◆ Record excerpts
»»

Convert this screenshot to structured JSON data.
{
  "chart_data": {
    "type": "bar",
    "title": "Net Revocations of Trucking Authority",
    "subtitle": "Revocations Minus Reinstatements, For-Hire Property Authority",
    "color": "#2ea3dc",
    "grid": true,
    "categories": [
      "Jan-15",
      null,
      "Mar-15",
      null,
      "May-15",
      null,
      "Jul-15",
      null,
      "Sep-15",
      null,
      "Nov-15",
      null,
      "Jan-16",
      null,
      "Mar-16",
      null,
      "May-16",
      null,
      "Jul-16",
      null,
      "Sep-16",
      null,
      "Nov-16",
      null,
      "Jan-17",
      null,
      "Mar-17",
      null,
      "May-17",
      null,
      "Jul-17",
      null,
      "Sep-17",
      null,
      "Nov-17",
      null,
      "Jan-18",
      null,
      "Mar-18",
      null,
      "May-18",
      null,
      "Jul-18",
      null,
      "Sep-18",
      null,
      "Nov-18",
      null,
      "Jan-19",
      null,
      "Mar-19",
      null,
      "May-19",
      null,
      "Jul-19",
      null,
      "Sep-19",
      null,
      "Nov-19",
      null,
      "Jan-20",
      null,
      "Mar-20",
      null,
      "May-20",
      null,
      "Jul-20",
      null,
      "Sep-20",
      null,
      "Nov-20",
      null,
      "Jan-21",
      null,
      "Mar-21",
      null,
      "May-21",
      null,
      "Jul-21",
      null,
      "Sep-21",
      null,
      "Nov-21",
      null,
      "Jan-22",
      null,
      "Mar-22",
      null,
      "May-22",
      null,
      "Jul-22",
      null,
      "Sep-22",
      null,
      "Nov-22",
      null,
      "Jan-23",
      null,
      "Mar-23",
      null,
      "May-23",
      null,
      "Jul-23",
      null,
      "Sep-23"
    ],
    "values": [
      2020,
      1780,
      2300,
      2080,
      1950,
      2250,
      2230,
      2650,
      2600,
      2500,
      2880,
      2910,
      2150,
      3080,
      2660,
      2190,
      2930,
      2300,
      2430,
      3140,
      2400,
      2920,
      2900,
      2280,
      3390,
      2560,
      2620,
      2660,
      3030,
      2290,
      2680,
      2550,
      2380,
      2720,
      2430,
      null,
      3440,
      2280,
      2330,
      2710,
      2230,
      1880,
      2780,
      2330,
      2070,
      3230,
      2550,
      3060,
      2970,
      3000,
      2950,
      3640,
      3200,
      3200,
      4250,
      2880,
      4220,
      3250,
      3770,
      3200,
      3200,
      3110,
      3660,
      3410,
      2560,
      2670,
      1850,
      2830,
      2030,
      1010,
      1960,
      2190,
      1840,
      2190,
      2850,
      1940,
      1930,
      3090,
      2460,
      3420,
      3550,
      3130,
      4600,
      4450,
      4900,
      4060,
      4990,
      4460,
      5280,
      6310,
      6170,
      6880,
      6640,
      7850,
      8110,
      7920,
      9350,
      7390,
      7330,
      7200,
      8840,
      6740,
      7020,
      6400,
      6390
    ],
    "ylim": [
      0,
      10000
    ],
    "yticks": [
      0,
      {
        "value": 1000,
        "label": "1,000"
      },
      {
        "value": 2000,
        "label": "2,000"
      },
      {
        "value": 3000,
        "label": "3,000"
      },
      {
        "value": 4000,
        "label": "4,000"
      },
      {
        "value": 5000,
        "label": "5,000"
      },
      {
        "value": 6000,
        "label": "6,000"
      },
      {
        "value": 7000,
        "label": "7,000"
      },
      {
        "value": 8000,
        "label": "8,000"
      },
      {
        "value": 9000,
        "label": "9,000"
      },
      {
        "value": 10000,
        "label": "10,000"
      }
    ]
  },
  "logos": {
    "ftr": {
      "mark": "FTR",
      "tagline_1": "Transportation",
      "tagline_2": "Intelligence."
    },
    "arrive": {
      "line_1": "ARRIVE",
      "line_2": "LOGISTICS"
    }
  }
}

««

◆ Exercise description
Return each entry from above without altering a single character.

◆ Answer to this task
Convert this screenshot to structured JSON data.
{
  "chart_data": {
    "type": "bar",
    "title": "Net Revocations of Trucking Authority",
    "subtitle": "Revocations Minus Reinstatements, For-Hire Property Authority",
    "color": "#2ea3dc",
    "grid": true,
    "categories": [
      "Jan-15",
      null,
      "Mar-15",
      null,
      "May-15",
      null,
      "Jul-15",
      null,
      "Sep-15",
      null,
      "Nov-15",
      null,
      "Jan-16",
      null,
      "Mar-16",
      null,
      "May-16",
      null,
      "Jul-16",
      null,
      "Sep-16",
      null,
      "Nov-16",
      null,
      "Jan-17",
      null,
      "Mar-17",
      null,
      "May-17",
      null,
      "Jul-17",
      null,
      "Sep-17",
      null,
      "Nov-17",
      null,
      "Jan-18",
      null,
      "Mar-18",
      null,
      "May-18",
      null,
      "Jul-18",
      null,
      "Sep-18",
      null,
      "Nov-18",
      null,
      "Jan-19",
      null,
      "Mar-19",
      null,
      "May-19",
      null,
      "Jul-19",
      null,
      "Sep-19",
      null,
      "Nov-19",
      null,
      "Jan-20",
      null,
      "Mar-20",
      null,
      "May-20",
      null,
      "Jul-20",
      null,
      "Sep-20",
      null,
      "Nov-20",
      null,
      "Jan-21",
      null,
      "Mar-21",
      null,
      "May-21",
      null,
      "Jul-21",
      null,
      "Sep-21",
      null,
      "Nov-21",
      null,
      "Jan-22",
      null,
      "Mar-22",
      null,
      "May-22",
      null,
      "Jul-22",
      null,
      "Sep-22",
      null,
      "Nov-22",
      null,
      "Jan-23",
      null,
      "Mar-23",
      null,
      "May-23",
      null,
      "Jul-23",
      null,
      "Sep-23"
    ],
    "values": [
      2020,
      1780,
      2300,
      2080,
      1950,
      2250,
      2230,
      2650,
      2600,
      2500,
      2880,
      2910,
      2150,
      3080,
      2660,
      2190,
      2930,
      2300,
      2430,
      3140,
      2400,
      2920,
      2900,
      2280,
      3390,
      2560,
      2620,
      2660,
      3030,
      2290,
      2680,
      2550,
      2380,
      2720,
      2430,
      null,
      3440,
      2280,
      2330,
      2710,
      2230,
      1880,
      2780,
      2330,
      2070,
      3230,
      2550,
      3060,
      2970,
      3000,
      2950,
      3640,
      3200,
      3200,
      4250,
      2880,
      4220,
      3250,
      3770,
      3200,
      3200,
      3110,
      3660,
      3410,
      2560,
      2670,
      1850,
      2830,
      2030,
      1010,
      1960,
      2190,
      1840,
      2190,
      2850,
      1940,
      1930,
      3090,
      2460,
      3420,
      3550,
      3130,
      4600,
      4450,
      4900,
      4060,
      4990,
      4460,
      5280,
      6310,
      6170,
      6880,
      6640,
      7850,
      8110,
      7920,
      9350,
      7390,
      7330,
      7200,
      8840,
      6740,
      7020,
      6400,
      6390
    ],
    "ylim": [
      0,
      10000
    ],
    "yticks": [
      0,
      {
        "value": 1000,
        "label": "1,000"
      },
      {
        "value": 2000,
        "label": "2,000"
      },
      {
        "value": 3000,
        "label": "3,000"
      },
      {
        "value": 4000,
        "label": "4,000"
      },
      {
        "value": 5000,
        "label": "5,000"
      },
      {
        "value": 6000,
        "label": "6,000"
      },
      {
        "value": 7000,
        "label": "7,000"
      },
      {
        "value": 8000,
        "label": "8,000"
      },
      {
        "value": 9000,
        "label": "9,000"
      },
      {
        "value": 10000,
        "label": "10,000"
      }
    ]
  },
  "logos": {
    "ftr": {
      "mark": "FTR",
      "tagline_1": "Transportation",
      "tagline_2": "Intelligence."
    },
    "arrive": {
      "line_1": "ARRIVE",
      "line_2": "LOGISTICS"
    }
  }
}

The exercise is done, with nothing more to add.